§ **DOCUMENT PASSAGE**:
President Donald Trump’s lawyer Pam Bondi played a video clip of former Vice President Joe Biden recounting, at a 2018 event, how he had pressured Ukraine to fire its prosecutor general, Viktor Shokin.

Bondi claimed that Shokin had been, at the time of the pressure in late 2015 and early 2016, “investigating Burisma,” the company where Biden’s son Hunter Biden sat on the board of directors.

Here are four key facts Bondi omitted:

1. Shokin’s former deputy, Vitaliy Kasko, said the investigation into Burisma and company owner Mykola Zlochevsky was inactive at the time of Joe Biden’s pressure in late 2015 and early 2016. A leading Ukrainian anti-corruption activist said the same.

“Shokin was not investigating. He didn’t want to investigate Burisma,” Daria Kaleniuk, executive director of Ukraine’s Anti-Corruption Action Center, told The Washington Post for a July article. “And Shokin was fired not because he wanted to do that investigation, but quite to the contrary, because he failed that investigation.”

2. Shokin was widely seen — by Ukrainian activists, US diplomats, European governments and the International Monetary Fund — as ineffective or corrupt. In a speech in 2015, Geoffrey Pyatt, then the US ambassador to Ukraine, castigated Shokin’s office for impeding the investigation of Burisma’s owner Zlochevsky. Pyatt called for people in Shokin’s office to be fired, “at minimum.”

“Rather than supporting Ukraine’s reforms and working to root out corruption, corrupt actors within the prosecutor general’s office are making things worse by openly and aggressively undermining reform,” Pyatt said.

3. Biden was acting in accordance with official US policy. Because of Shokin’s reputation, the US and its allies believed that removing him would increase, not decrease, the chances of people like Zlochevsky being pursued.

“What former Vice President Biden requested of former President of Ukraine, (Petro) Poroshenko, was the removal of a corrupt prosecutor general, Viktor Shokin,” George Kent, the deputy assistant secretary of state for European and Eurasian affairs, testified in the impeachment inquiry. Kent went on to say Shokin had “undermined” a US-funded program to try to investigate corrupt Ukrainian prosecutors.

4. Some Republican senators had also demanded changes to the prosecutor general’s office Shokin led.

In a bipartisan 2016 letter, Republican Sens. Rob Portman of Ohio, Mark Kirk of Illinois and Ron Johnson of Wisconsin joined Democratic colleagues in calling on then-President Poroshenko to “press ahead with urgent reforms to the Prosecutor General’s office and judiciary.”

Rows from a layout dataset:

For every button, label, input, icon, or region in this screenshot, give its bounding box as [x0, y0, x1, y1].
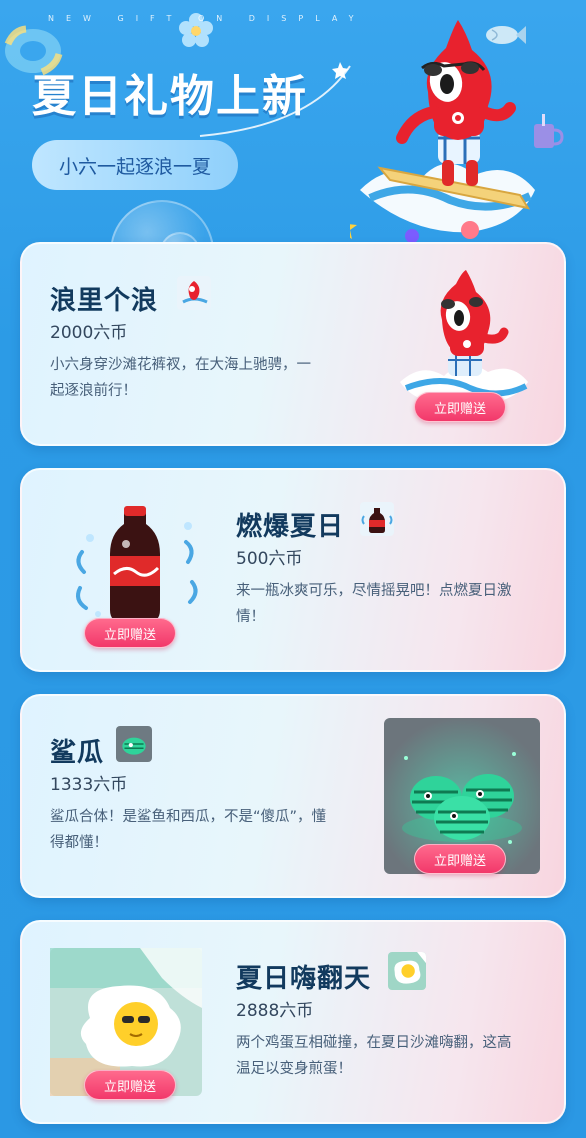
gift-showcase-page: NEW GIFT ON DISPLAY 夏日礼物上新 小六一起逐浪一夏 浪里个浪…	[0, 0, 586, 1138]
gift-price: 2000六币	[50, 323, 128, 343]
gift-price: 500六币	[236, 549, 303, 569]
gift-card[interactable]: 鲨瓜 1333六币 鲨瓜合体！是鲨鱼和西瓜，不是“傻瓜”，懂得都懂！ 立即赠送	[20, 694, 566, 898]
gift-price: 1333六币	[50, 775, 128, 795]
gift-name: 鲨瓜	[50, 738, 105, 768]
send-gift-button[interactable]: 立即赠送	[84, 618, 176, 648]
gift-name: 燃爆夏日	[236, 512, 345, 542]
shark-melon-icon	[116, 726, 152, 762]
send-gift-button[interactable]: 立即赠送	[414, 844, 506, 874]
gift-description: 来一瓶冰爽可乐，尽情摇晃吧！点燃夏日激情！	[236, 583, 512, 625]
gift-card[interactable]: 浪里个浪 2000六币 小六身穿沙滩花裤衩，在大海上驰骋，一起逐浪前行！ 立即赠…	[20, 242, 566, 446]
gift-description: 两个鸡蛋互相碰撞，在夏日沙滩嗨翻，这高温足以变身煎蛋！	[236, 1035, 512, 1077]
cola-bottle-icon	[360, 502, 394, 536]
surfing-mascot-illustration	[350, 20, 535, 243]
fried-egg-icon	[388, 952, 426, 990]
gift-name: 夏日嗨翻天	[236, 964, 372, 994]
header-tagline: NEW GIFT ON DISPLAY	[48, 14, 366, 23]
gift-card[interactable]: 立即赠送 燃爆夏日 500六币 来一瓶冰爽可乐，尽情摇晃吧！点燃夏日激情！	[20, 468, 566, 672]
gift-description: 鲨瓜合体！是鲨鱼和西瓜，不是“傻瓜”，懂得都懂！	[50, 809, 327, 851]
surfing-mascot-icon	[177, 276, 211, 310]
subtitle-pill: 小六一起逐浪一夏	[32, 140, 238, 190]
send-gift-button[interactable]: 立即赠送	[84, 1070, 176, 1100]
gift-description: 小六身穿沙滩花裤衩，在大海上驰骋，一起逐浪前行！	[50, 357, 311, 399]
swoosh-icon	[199, 62, 351, 137]
send-gift-button[interactable]: 立即赠送	[414, 392, 506, 422]
gift-card[interactable]: 立即赠送 夏日嗨翻天 2888六币 两个鸡蛋互相碰撞，在夏日沙滩嗨翻，这高温足以…	[20, 920, 566, 1124]
surfing-mascot-gift-image	[400, 270, 528, 406]
gift-price: 2888六币	[236, 1001, 314, 1021]
header-banner: NEW GIFT ON DISPLAY 夏日礼物上新 小六一起逐浪一夏	[0, 0, 586, 304]
gift-name: 浪里个浪	[50, 286, 159, 316]
cola-gift-image	[76, 506, 198, 622]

§ **WORK TO BE COMPLETED**: Copy the passage about Viktor Shokin word for word, from "Here are four" to "said the same.". The records have no connection to the text.

§ **ANSWER TO THIS PROBLEM**:
Here are four key facts Bondi omitted:

1. Shokin’s former deputy, Vitaliy Kasko, said the investigation into Burisma and company owner Mykola Zlochevsky was inactive at the time of Joe Biden’s pressure in late 2015 and early 2016. A leading Ukrainian anti-corruption activist said the same.